▼
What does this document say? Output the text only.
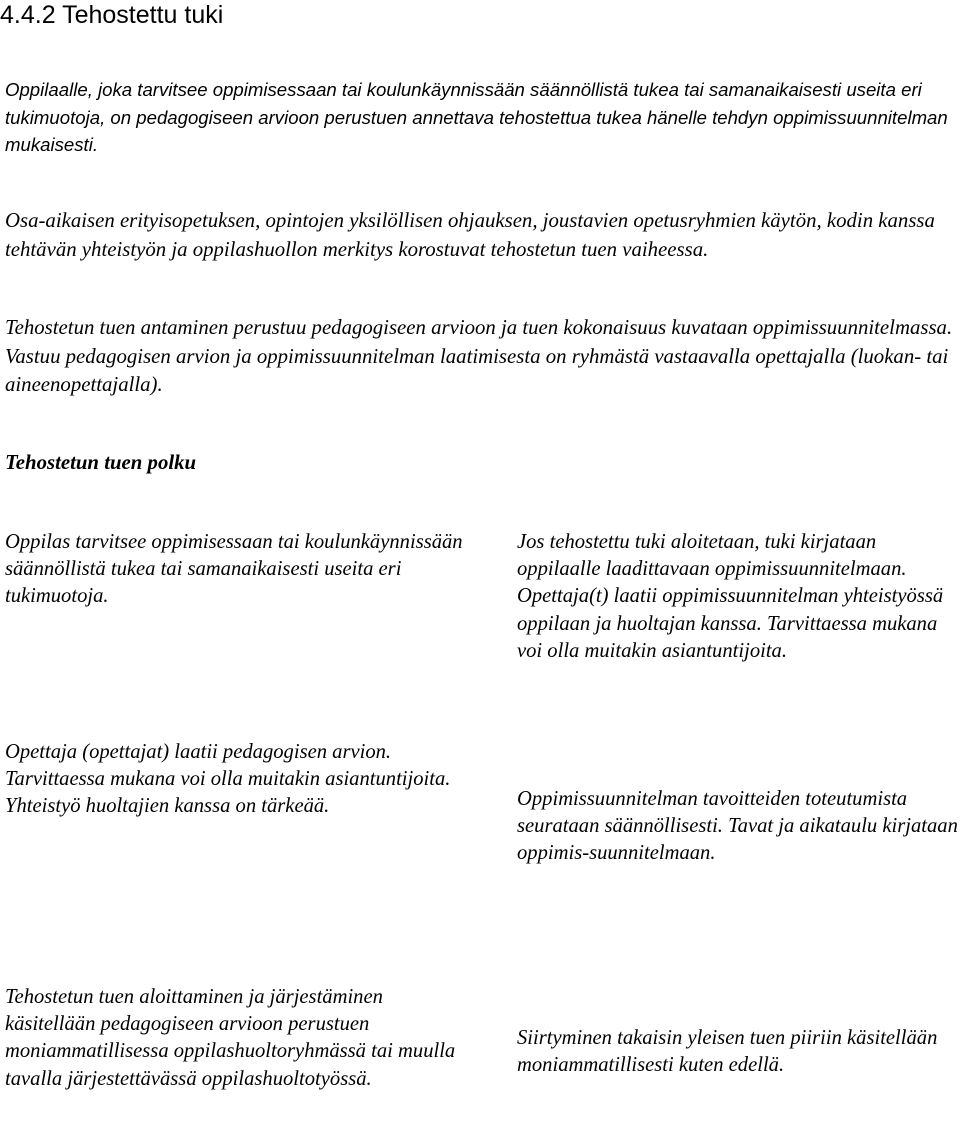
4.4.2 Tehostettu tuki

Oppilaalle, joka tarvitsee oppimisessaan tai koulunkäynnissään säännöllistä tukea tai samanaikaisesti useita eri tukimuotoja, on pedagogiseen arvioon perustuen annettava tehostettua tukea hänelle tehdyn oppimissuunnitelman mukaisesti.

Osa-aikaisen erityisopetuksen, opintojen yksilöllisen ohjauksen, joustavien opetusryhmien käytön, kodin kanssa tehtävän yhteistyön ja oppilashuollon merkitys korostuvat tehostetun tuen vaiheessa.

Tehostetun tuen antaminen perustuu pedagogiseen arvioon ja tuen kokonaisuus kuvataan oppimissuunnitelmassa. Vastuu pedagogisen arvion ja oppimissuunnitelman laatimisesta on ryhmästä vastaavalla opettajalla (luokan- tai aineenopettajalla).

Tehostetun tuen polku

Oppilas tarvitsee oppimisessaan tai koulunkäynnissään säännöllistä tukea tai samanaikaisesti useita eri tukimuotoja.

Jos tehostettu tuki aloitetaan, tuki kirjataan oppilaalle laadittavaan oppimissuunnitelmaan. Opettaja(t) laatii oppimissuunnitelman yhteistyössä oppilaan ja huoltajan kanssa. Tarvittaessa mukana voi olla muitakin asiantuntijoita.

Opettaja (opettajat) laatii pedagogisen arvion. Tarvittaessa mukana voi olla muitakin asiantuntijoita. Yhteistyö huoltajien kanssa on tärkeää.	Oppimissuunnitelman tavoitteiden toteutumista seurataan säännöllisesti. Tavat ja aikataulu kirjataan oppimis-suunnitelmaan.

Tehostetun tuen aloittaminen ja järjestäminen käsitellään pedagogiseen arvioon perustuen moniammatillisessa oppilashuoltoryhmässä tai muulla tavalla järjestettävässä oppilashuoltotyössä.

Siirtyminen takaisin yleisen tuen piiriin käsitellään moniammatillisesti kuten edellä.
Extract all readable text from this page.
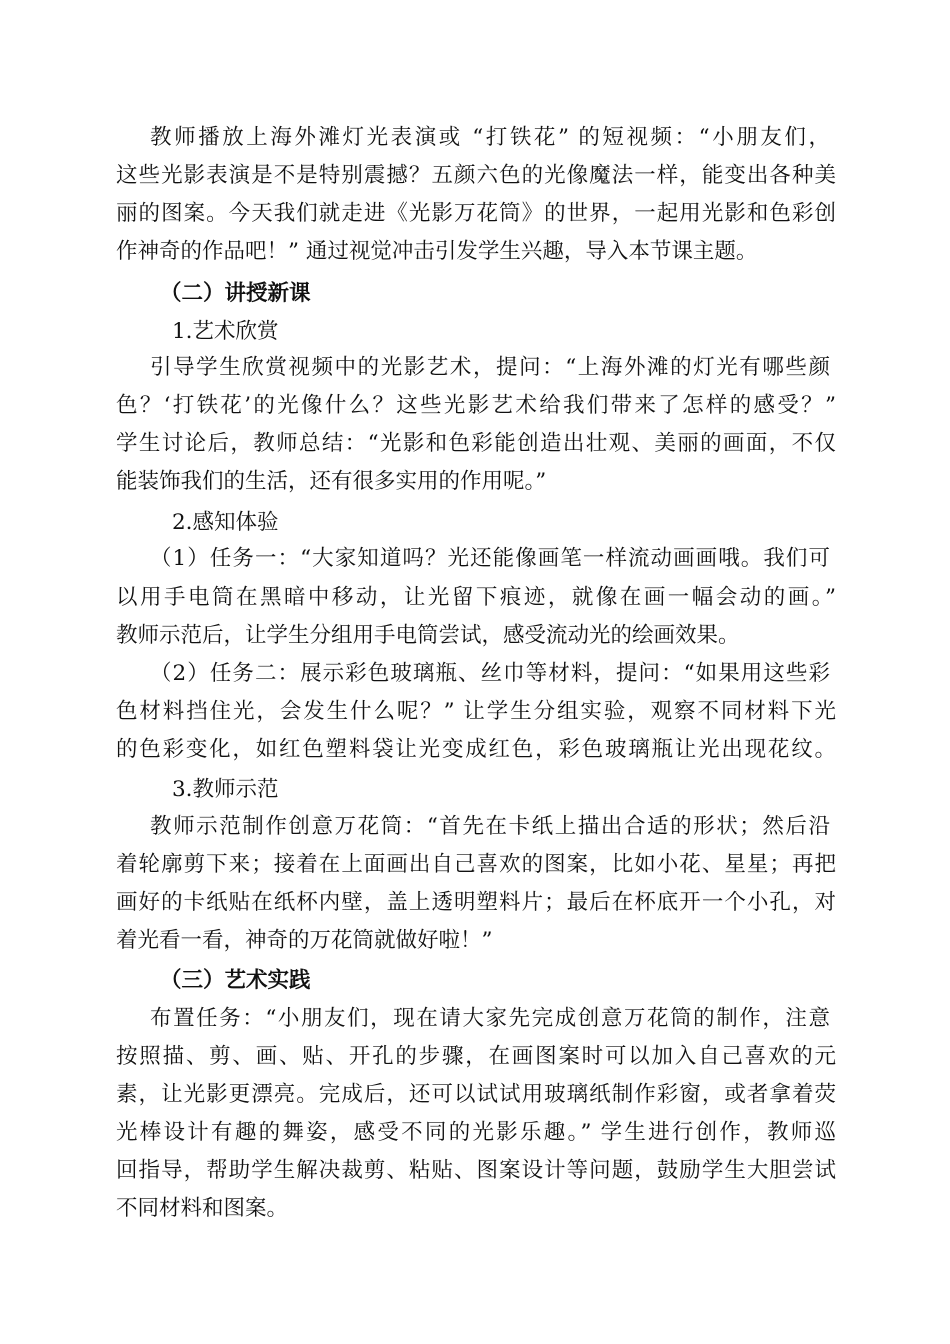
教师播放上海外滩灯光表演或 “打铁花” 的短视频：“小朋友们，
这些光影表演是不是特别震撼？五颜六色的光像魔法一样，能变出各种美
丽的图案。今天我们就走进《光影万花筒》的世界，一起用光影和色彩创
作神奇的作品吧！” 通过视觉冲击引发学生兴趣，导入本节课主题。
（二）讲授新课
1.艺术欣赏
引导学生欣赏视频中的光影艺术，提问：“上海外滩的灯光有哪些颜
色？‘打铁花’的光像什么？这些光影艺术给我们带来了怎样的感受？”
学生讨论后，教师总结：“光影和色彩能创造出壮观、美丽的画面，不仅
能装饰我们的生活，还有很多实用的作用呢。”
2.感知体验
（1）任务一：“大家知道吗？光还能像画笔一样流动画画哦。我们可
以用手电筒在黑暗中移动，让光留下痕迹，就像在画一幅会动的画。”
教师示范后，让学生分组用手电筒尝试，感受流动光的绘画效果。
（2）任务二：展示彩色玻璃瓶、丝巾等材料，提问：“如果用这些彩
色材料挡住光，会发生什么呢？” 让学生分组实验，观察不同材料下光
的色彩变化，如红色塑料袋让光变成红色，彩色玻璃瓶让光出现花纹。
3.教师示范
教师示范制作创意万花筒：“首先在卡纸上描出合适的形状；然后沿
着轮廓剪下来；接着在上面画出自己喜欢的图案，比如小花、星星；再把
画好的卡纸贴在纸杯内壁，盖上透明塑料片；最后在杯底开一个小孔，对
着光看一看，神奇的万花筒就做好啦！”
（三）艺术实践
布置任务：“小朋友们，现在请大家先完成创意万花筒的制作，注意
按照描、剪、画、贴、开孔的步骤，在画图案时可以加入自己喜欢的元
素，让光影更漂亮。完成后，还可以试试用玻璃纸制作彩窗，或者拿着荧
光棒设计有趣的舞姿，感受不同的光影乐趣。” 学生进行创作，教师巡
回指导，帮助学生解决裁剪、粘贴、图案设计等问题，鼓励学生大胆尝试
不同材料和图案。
▲
# What to do:
Say how many lines include the word "tukimuotoja"; reply with the number alone.

# Reply to the task:
2